Brief |
Would you copy only the lines below, beginning with the one that contains "Convert this chart to structured JSON data." and running through the last entry line?
━━━ Material provided
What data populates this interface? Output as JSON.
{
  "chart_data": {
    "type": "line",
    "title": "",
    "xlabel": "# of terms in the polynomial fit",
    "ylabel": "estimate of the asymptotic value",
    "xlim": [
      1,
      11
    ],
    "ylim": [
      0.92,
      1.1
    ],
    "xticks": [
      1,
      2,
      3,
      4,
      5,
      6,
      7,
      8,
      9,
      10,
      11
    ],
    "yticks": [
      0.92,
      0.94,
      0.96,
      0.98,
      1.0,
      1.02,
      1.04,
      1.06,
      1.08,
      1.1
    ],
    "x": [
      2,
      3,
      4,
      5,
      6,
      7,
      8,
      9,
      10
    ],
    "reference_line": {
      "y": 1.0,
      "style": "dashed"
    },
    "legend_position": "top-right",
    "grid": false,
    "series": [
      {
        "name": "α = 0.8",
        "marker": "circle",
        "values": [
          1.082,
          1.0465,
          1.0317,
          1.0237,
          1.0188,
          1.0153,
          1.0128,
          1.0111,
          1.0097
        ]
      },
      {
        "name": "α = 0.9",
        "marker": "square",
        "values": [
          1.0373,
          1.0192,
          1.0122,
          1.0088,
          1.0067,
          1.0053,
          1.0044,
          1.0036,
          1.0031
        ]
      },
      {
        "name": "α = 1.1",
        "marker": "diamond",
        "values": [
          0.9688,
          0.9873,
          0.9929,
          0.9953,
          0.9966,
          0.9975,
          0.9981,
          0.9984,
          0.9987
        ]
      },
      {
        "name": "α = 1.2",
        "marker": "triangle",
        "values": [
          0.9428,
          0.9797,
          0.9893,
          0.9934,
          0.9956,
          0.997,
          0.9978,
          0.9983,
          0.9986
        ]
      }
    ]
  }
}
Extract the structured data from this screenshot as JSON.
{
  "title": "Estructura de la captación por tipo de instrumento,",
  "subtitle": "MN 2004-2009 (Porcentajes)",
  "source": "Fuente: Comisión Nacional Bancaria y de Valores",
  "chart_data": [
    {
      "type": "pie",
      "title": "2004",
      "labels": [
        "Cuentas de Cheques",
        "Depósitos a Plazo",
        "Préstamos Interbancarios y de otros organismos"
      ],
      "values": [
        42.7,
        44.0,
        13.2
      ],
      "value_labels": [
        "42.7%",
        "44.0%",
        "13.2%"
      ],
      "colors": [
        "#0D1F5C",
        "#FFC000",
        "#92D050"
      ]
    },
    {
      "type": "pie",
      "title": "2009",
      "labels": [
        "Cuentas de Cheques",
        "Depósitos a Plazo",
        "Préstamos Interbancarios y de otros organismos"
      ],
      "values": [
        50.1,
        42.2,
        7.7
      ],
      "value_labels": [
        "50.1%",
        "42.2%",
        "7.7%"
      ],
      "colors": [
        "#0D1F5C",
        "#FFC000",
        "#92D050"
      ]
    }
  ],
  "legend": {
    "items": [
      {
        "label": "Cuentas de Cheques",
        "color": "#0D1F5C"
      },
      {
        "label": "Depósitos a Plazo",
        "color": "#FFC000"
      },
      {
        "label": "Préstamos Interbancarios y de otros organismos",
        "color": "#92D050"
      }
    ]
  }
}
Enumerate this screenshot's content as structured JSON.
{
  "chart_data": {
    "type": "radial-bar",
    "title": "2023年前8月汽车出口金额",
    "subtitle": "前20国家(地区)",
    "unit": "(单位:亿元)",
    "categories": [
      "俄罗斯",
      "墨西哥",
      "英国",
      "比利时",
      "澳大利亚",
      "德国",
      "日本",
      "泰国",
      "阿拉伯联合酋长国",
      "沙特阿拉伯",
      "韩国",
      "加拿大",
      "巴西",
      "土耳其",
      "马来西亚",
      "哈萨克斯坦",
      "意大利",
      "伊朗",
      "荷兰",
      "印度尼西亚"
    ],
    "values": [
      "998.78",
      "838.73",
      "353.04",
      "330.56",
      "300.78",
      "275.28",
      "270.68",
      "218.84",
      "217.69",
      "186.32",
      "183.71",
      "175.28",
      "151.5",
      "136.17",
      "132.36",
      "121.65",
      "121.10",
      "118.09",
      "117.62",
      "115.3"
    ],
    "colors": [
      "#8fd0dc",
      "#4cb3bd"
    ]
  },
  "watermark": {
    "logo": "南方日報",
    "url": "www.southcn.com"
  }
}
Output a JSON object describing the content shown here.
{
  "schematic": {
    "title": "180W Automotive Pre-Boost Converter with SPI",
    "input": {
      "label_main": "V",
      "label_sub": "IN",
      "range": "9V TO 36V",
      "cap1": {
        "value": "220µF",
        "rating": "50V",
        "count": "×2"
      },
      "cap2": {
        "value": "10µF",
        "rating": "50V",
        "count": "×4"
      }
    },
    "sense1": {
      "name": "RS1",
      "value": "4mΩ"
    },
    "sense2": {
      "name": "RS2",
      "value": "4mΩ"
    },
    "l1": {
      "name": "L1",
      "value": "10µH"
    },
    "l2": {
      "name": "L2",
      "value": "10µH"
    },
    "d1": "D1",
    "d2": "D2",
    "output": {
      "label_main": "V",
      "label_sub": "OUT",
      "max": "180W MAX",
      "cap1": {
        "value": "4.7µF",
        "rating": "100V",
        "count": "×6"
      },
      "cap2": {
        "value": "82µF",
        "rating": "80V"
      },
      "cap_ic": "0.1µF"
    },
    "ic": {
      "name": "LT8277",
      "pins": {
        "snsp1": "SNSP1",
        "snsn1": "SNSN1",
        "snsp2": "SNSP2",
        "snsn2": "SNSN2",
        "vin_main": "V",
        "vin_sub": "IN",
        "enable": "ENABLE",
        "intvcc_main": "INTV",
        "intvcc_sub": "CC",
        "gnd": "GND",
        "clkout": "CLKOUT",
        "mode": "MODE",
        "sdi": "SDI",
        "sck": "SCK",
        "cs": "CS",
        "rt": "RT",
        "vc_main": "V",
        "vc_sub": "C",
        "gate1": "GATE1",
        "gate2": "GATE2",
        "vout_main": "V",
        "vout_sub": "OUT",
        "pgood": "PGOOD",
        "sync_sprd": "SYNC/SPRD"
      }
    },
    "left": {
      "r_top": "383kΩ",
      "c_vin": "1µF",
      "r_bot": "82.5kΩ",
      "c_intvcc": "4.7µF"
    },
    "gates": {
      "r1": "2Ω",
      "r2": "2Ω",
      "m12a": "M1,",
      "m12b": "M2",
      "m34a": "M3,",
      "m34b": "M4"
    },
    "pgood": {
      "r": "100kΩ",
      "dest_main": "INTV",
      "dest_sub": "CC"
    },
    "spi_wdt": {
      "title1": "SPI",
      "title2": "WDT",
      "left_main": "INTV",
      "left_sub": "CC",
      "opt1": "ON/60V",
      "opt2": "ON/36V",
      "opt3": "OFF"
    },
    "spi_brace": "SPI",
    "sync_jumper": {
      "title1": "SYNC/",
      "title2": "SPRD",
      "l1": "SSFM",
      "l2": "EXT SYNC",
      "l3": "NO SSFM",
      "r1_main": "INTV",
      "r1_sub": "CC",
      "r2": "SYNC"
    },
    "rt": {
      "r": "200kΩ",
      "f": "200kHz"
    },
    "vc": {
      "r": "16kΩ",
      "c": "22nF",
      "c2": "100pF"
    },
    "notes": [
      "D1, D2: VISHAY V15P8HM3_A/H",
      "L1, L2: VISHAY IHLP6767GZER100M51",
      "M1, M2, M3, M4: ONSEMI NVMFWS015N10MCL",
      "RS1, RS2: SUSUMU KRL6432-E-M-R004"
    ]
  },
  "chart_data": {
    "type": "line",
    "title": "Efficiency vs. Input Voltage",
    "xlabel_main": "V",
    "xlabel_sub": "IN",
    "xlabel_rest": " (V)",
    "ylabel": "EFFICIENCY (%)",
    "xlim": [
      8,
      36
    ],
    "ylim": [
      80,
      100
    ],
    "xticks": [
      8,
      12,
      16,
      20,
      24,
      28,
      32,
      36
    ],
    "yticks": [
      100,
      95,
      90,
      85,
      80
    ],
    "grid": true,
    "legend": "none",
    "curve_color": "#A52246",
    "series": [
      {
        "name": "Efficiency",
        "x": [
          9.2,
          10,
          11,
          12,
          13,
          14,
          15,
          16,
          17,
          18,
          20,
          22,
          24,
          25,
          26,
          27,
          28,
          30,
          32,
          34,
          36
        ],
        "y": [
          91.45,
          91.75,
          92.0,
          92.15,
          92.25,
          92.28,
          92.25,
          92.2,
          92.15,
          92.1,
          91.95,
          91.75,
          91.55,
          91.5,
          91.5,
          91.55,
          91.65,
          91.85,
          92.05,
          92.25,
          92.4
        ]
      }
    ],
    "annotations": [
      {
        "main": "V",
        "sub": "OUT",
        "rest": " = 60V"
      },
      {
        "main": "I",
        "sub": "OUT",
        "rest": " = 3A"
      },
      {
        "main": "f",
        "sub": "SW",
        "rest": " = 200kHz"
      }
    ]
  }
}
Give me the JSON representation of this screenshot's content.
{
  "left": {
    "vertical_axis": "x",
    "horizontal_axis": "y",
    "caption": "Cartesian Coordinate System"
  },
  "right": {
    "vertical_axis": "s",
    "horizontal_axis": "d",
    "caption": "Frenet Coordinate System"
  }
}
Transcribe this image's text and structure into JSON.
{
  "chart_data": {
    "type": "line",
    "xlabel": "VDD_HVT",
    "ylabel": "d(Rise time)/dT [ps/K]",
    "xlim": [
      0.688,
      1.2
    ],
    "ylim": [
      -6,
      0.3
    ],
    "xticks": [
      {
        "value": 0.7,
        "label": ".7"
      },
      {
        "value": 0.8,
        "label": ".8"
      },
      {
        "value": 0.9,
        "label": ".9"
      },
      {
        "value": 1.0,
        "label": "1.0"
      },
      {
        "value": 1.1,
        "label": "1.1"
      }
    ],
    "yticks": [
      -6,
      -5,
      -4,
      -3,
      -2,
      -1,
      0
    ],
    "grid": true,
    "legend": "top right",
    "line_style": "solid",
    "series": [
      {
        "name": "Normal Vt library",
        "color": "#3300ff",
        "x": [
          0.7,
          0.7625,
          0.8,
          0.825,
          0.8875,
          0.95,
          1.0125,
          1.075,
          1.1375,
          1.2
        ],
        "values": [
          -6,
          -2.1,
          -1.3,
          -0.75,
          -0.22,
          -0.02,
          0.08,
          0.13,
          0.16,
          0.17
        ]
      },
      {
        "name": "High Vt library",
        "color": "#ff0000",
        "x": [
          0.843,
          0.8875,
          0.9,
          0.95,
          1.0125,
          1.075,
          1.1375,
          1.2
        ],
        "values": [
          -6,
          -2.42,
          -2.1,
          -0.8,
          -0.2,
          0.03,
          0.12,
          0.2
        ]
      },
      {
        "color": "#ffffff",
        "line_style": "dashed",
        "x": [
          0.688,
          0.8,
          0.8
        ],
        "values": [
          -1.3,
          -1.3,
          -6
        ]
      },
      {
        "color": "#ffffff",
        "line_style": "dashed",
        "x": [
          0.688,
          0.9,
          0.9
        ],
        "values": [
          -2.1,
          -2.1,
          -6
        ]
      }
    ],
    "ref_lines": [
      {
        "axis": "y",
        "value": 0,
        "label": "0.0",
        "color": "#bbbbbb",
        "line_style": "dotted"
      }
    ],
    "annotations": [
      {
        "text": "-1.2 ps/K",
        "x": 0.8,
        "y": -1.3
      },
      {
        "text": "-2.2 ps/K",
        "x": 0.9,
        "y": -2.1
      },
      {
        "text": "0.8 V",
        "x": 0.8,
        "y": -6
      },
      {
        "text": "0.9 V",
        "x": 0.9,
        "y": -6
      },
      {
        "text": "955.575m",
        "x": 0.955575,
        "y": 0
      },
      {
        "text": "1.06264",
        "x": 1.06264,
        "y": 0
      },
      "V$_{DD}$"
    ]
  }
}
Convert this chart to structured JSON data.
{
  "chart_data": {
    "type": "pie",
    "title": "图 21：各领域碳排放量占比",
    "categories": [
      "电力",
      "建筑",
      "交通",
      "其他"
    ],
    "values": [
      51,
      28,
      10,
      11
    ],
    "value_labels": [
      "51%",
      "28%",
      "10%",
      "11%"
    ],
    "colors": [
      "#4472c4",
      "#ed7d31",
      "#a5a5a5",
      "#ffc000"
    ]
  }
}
━━━━━━
The output |
Convert this chart to structured JSON data.
{
  "chart_data": {
    "type": "pie",
    "title": "图 21：各领域碳排放量占比",
    "categories": [
      "电力",
      "建筑",
      "交通",
      "其他"
    ],
    "values": [
      51,
      28,
      10,
      11
    ],
    "value_labels": [
      "51%",
      "28%",
      "10%",
      "11%"
    ],
    "colors": [
      "#4472c4",
      "#ed7d31",
      "#a5a5a5",
      "#ffc000"
    ]
  }
}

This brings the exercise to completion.